— Dataset items —

__________________________________________________

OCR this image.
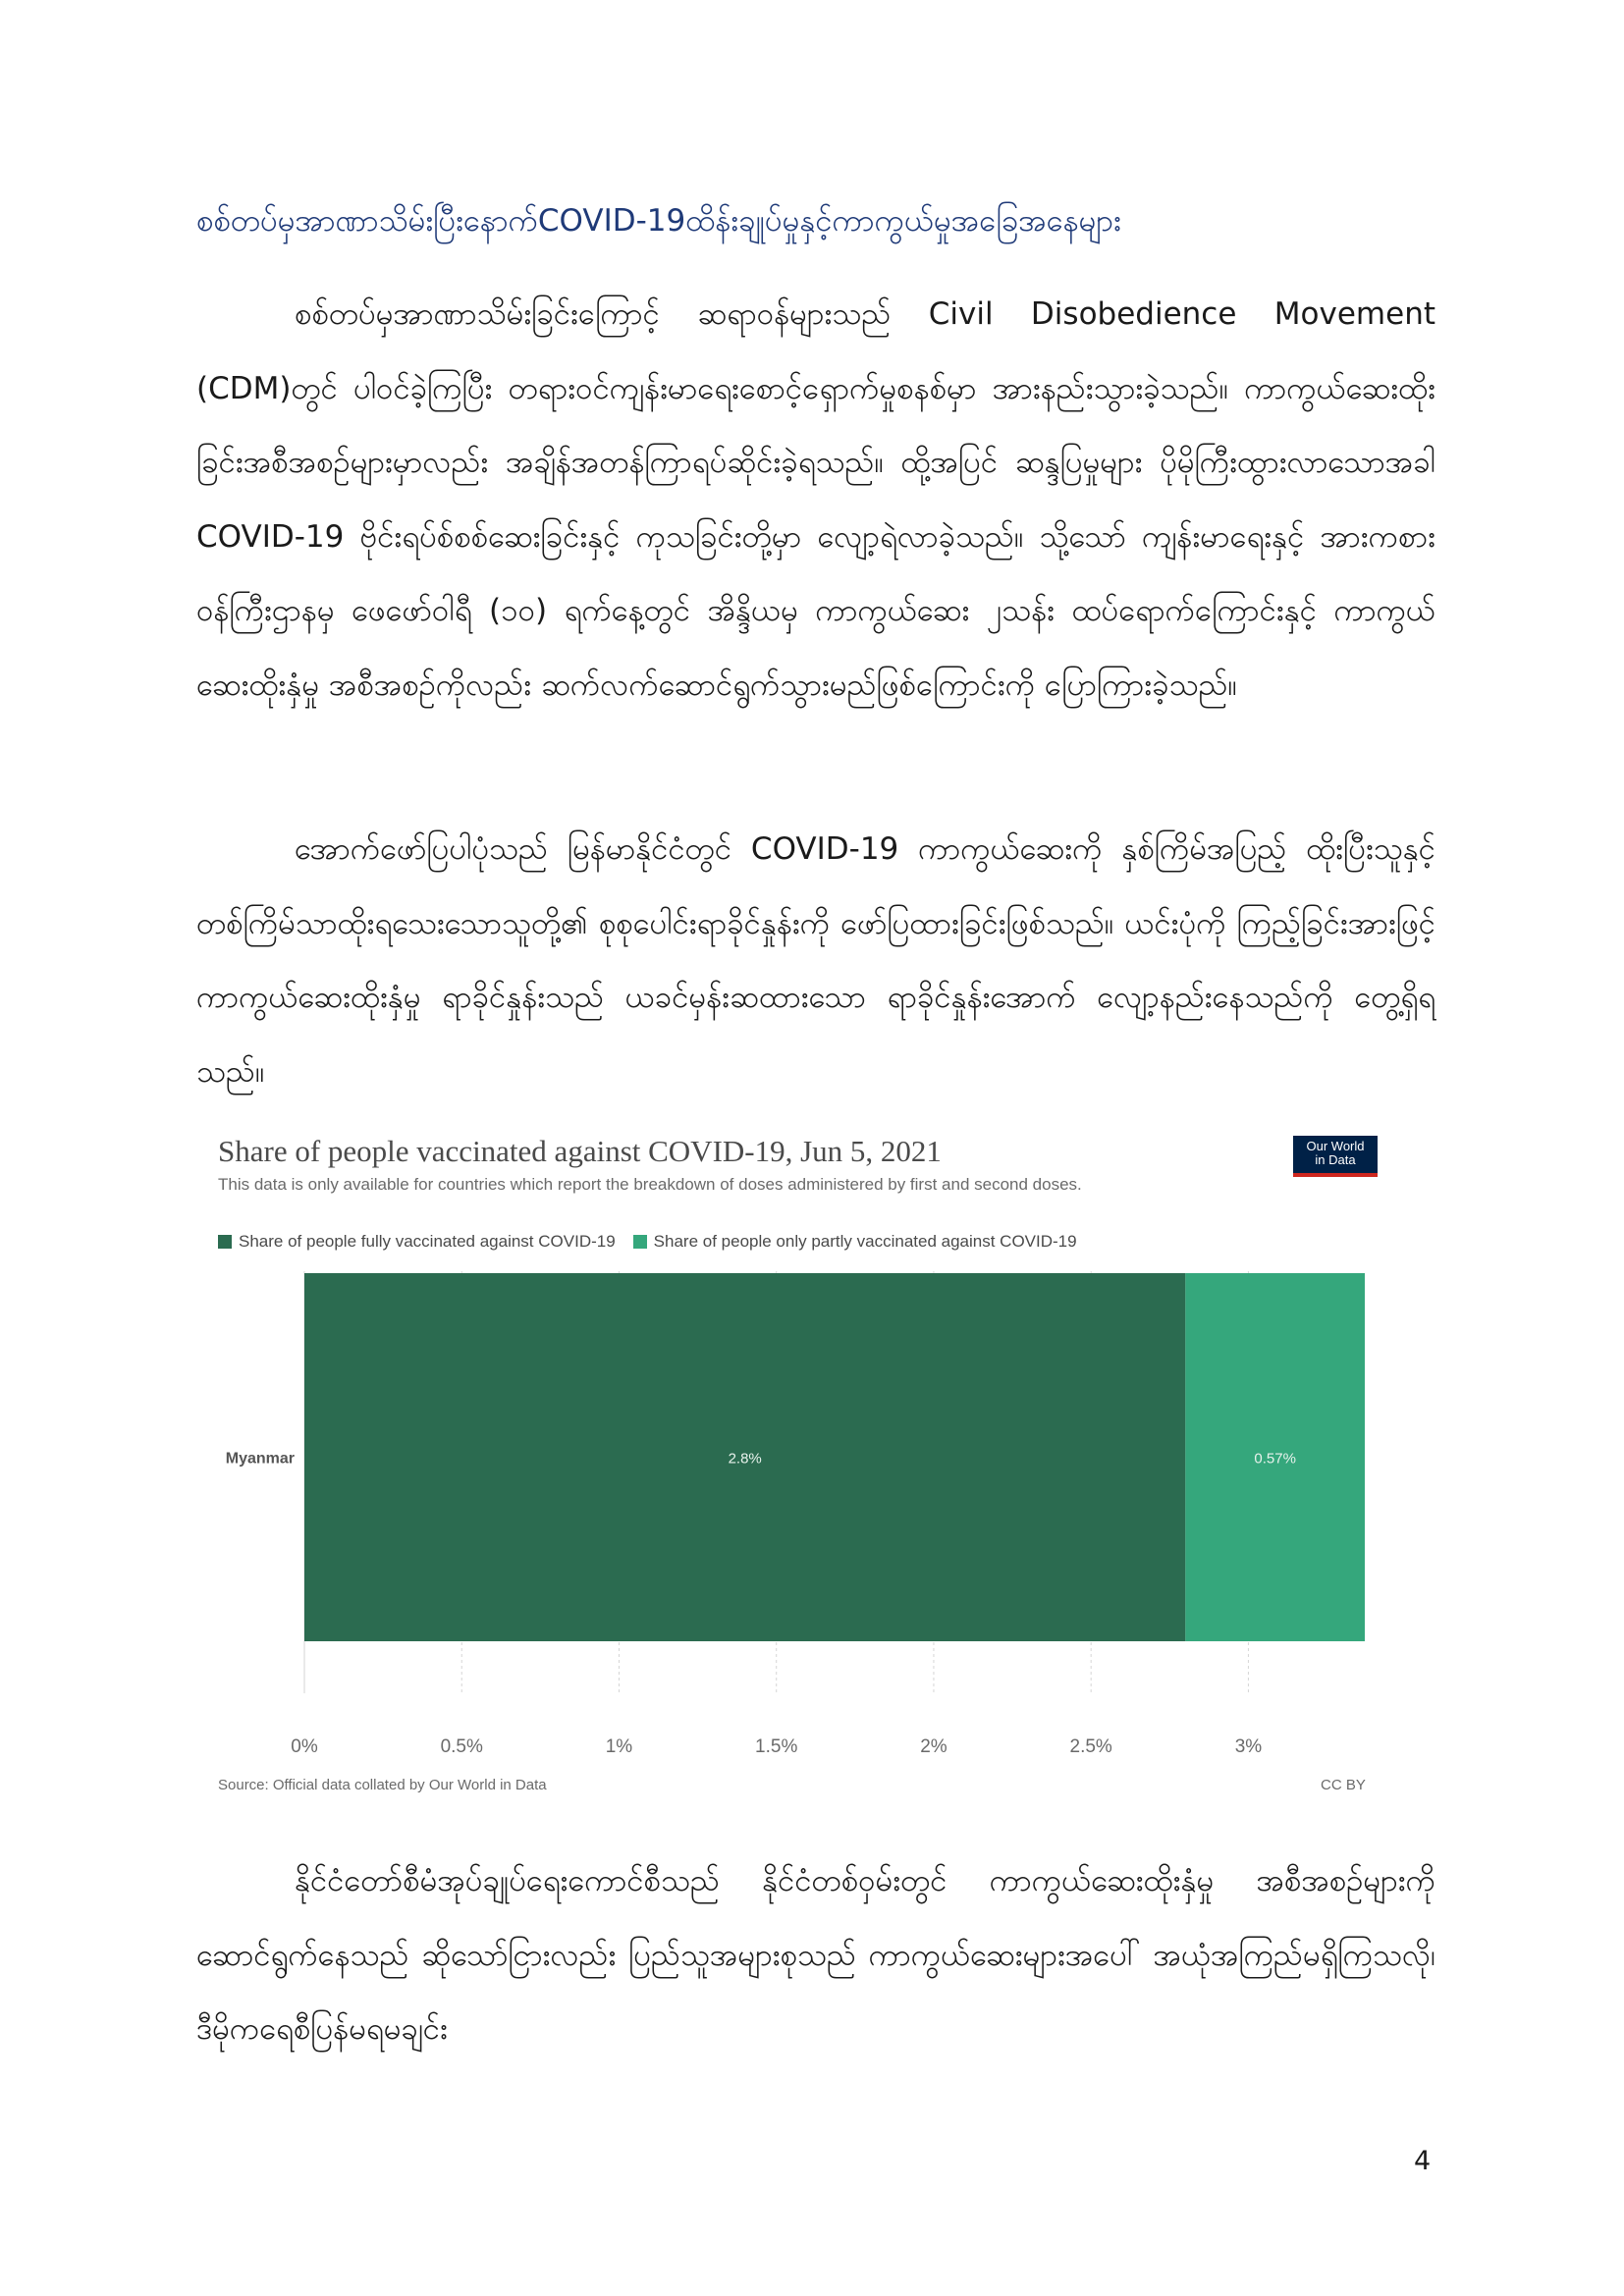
စစ်တပ်မှအာဏာသိမ်းပြီးနောက်COVID-19ထိန်းချုပ်မှုနှင့်ကာကွယ်မှုအခြေအနေများ
စစ်တပ်မှအာဏာသိမ်းခြင်းကြောင့် ဆရာဝန်များသည် Civil Disobedience Movement (CDM)တွင် ပါဝင်ခဲ့ကြပြီး တရားဝင်ကျန်းမာရေးစောင့်ရှောက်မှုစနစ်မှာ အားနည်းသွားခဲ့သည်။ ကာကွယ်ဆေးထိုးခြင်းအစီအစဉ်များမှာလည်း အချိန်အတန်ကြာရပ်ဆိုင်းခဲ့ရသည်။ ထို့အပြင် ဆန္ဒပြမှုများ ပိုမိုကြီးထွားလာသောအခါ COVID-19 ဗိုင်းရပ်စ်စစ်ဆေးခြင်းနှင့် ကုသခြင်းတို့မှာ လျော့ရဲလာခဲ့သည်။ သို့သော် ကျန်းမာရေးနှင့် အားကစားဝန်ကြီးဌာနမှ ဖေဖော်ဝါရီ (၁၀) ရက်နေ့တွင် အိန္ဒိယမှ ကာကွယ်ဆေး ၂သန်း ထပ်ရောက်ကြောင်းနှင့် ကာကွယ် ဆေးထိုးနှံမှု အစီအစဉ်ကိုလည်း ဆက်လက်ဆောင်ရွက်သွားမည်ဖြစ်ကြောင်းကို ပြောကြားခဲ့သည်။
အောက်ဖော်ပြပါပုံသည် မြန်မာနိုင်ငံတွင် COVID-19 ကာကွယ်ဆေးကို နှစ်ကြိမ်အပြည့် ထိုးပြီးသူနှင့် တစ်ကြိမ်သာထိုးရသေးသောသူတို့၏ စုစုပေါင်းရာခိုင်နှုန်းကို ဖော်ပြထားခြင်းဖြစ်သည်။ ယင်းပုံကို ကြည့်ခြင်းအားဖြင့် ကာကွယ်ဆေးထိုးနှံမှု ရာခိုင်နှုန်းသည် ယခင်မှန်းဆထားသော ရာခိုင်နှုန်းအောက် လျော့နည်းနေသည်ကို တွေ့ရှိရသည်။
Share of people vaccinated against COVID-19, Jun 5, 2021
This data is only available for countries which report the breakdown of doses administered by first and second doses.
Our World
in Data
Share of people fully vaccinated against COVID-19 Share of people only partly vaccinated against COVID-19
0%	0.5%	1%	1.5%	2%	2.5%	3%
2.8%	0.57%
Myanmar
Source: Official data collated by Our World in Data	CC BY
နိုင်ငံတော်စီမံအုပ်ချုပ်ရေးကောင်စီသည် နိုင်ငံတစ်ဝှမ်းတွင် ကာကွယ်ဆေးထိုးနှံမှု အစီအစဉ်များကို ဆောင်ရွက်နေသည် ဆိုသော်ငြားလည်း ပြည်သူအများစုသည် ကာကွယ်ဆေးများအပေါ် အယုံအကြည်မရှိကြသလို၊ ဒီမိုကရေစီပြန်မရမချင်း
4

__________________________________________________

Pictures are to be left out; the records above must be repeated word for word.

OCR this image.
စစ်တပ်မှအာဏာသိမ်းပြီးနောက်COVID-19ထိန်းချုပ်မှုနှင့်ကာကွယ်မှုအခြေအနေများ
စစ်တပ်မှအာဏာသိမ်းခြင်းကြောင့် ဆရာဝန်များသည် Civil Disobedience Movement (CDM)တွင် ပါဝင်ခဲ့ကြပြီး တရားဝင်ကျန်းမာရေးစောင့်ရှောက်မှုစနစ်မှာ အားနည်းသွားခဲ့သည်။ ကာကွယ်ဆေးထိုးခြင်းအစီအစဉ်များမှာလည်း အချိန်အတန်ကြာရပ်ဆိုင်းခဲ့ရသည်။ ထို့အပြင် ဆန္ဒပြမှုများ ပိုမိုကြီးထွားလာသောအခါ COVID-19 ဗိုင်းရပ်စ်စစ်ဆေးခြင်းနှင့် ကုသခြင်းတို့မှာ လျော့ရဲလာခဲ့သည်။ သို့သော် ကျန်းမာရေးနှင့် အားကစားဝန်ကြီးဌာနမှ ဖေဖော်ဝါရီ (၁၀) ရက်နေ့တွင် အိန္ဒိယမှ ကာကွယ်ဆေး ၂သန်း ထပ်ရောက်ကြောင်းနှင့် ကာကွယ် ဆေးထိုးနှံမှု အစီအစဉ်ကိုလည်း ဆက်လက်ဆောင်ရွက်သွားမည်ဖြစ်ကြောင်းကို ပြောကြားခဲ့သည်။
အောက်ဖော်ပြပါပုံသည် မြန်မာနိုင်ငံတွင် COVID-19 ကာကွယ်ဆေးကို နှစ်ကြိမ်အပြည့် ထိုးပြီးသူနှင့် တစ်ကြိမ်သာထိုးရသေးသောသူတို့၏ စုစုပေါင်းရာခိုင်နှုန်းကို ဖော်ပြထားခြင်းဖြစ်သည်။ ယင်းပုံကို ကြည့်ခြင်းအားဖြင့် ကာကွယ်ဆေးထိုးနှံမှု ရာခိုင်နှုန်းသည် ယခင်မှန်းဆထားသော ရာခိုင်နှုန်းအောက် လျော့နည်းနေသည်ကို တွေ့ရှိရသည်။
Share of people vaccinated against COVID-19, Jun 5, 2021
This data is only available for countries which report the breakdown of doses administered by first and second doses.
Our World
in Data
Share of people fully vaccinated against COVID-19 Share of people only partly vaccinated against COVID-19
0%	0.5%	1%	1.5%	2%	2.5%	3%
2.8%	0.57%
Myanmar
Source: Official data collated by Our World in Data	CC BY
နိုင်ငံတော်စီမံအုပ်ချုပ်ရေးကောင်စီသည် နိုင်ငံတစ်ဝှမ်းတွင် ကာကွယ်ဆေးထိုးနှံမှု အစီအစဉ်များကို ဆောင်ရွက်နေသည် ဆိုသော်ငြားလည်း ပြည်သူအများစုသည် ကာကွယ်ဆေးများအပေါ် အယုံအကြည်မရှိကြသလို၊ ဒီမိုကရေစီပြန်မရမချင်း
4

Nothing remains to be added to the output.